[Data records]
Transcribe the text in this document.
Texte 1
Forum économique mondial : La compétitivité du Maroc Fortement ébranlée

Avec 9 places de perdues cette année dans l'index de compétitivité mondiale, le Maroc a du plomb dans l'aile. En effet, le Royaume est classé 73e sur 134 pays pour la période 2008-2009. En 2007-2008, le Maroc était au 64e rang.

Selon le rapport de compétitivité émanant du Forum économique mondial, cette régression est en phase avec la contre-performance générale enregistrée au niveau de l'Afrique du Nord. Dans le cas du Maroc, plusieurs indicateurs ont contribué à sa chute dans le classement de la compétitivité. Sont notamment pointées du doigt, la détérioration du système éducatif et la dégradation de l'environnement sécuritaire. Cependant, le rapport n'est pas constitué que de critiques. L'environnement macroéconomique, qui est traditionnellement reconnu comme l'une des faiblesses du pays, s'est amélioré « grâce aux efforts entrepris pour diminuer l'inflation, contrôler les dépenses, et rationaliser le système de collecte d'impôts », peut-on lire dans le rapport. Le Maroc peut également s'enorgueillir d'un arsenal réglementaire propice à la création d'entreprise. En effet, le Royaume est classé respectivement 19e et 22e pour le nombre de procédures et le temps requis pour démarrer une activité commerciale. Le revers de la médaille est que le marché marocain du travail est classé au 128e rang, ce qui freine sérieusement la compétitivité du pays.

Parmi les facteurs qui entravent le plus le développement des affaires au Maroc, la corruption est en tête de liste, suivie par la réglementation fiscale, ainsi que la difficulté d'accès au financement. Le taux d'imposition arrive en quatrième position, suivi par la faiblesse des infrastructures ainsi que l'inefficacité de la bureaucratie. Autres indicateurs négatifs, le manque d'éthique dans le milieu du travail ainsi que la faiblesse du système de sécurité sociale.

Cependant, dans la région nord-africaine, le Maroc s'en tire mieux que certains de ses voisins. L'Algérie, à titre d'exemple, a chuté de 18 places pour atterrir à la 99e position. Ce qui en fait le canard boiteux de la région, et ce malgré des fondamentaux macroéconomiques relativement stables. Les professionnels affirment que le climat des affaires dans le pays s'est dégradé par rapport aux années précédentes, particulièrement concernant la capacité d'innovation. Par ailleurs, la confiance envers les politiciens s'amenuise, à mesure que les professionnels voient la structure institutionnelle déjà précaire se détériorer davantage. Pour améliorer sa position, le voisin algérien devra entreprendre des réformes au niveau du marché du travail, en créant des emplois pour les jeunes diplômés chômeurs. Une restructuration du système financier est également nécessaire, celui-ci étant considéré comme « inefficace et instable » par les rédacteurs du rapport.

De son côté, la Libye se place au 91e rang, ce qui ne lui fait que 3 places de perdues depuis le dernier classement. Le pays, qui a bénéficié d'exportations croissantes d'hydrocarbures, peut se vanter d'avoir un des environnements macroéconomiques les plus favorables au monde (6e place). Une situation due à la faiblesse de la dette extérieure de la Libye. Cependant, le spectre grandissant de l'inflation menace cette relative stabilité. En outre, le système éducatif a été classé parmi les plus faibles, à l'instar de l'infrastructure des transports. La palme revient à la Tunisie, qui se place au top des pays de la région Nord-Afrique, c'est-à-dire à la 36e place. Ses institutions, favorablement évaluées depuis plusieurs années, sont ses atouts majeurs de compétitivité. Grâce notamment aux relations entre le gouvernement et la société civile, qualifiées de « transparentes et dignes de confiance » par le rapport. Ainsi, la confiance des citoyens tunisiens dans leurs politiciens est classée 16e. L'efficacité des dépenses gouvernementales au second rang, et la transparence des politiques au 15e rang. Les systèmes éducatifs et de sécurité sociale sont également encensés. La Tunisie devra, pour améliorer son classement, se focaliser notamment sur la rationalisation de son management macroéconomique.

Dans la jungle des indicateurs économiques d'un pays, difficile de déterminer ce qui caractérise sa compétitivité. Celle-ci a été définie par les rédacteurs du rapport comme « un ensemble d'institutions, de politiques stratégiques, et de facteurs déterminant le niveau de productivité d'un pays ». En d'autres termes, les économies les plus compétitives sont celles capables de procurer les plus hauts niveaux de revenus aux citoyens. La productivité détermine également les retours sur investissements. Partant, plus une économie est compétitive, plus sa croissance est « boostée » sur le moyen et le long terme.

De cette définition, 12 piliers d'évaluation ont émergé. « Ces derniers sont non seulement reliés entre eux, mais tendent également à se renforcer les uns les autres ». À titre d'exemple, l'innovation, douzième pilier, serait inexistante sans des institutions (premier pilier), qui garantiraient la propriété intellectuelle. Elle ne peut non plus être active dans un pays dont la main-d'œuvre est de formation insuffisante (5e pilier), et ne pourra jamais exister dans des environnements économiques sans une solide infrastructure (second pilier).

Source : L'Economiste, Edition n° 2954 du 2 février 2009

Objective
Give only the number of lines in the material above where the string "marché" appears.

Written reply
2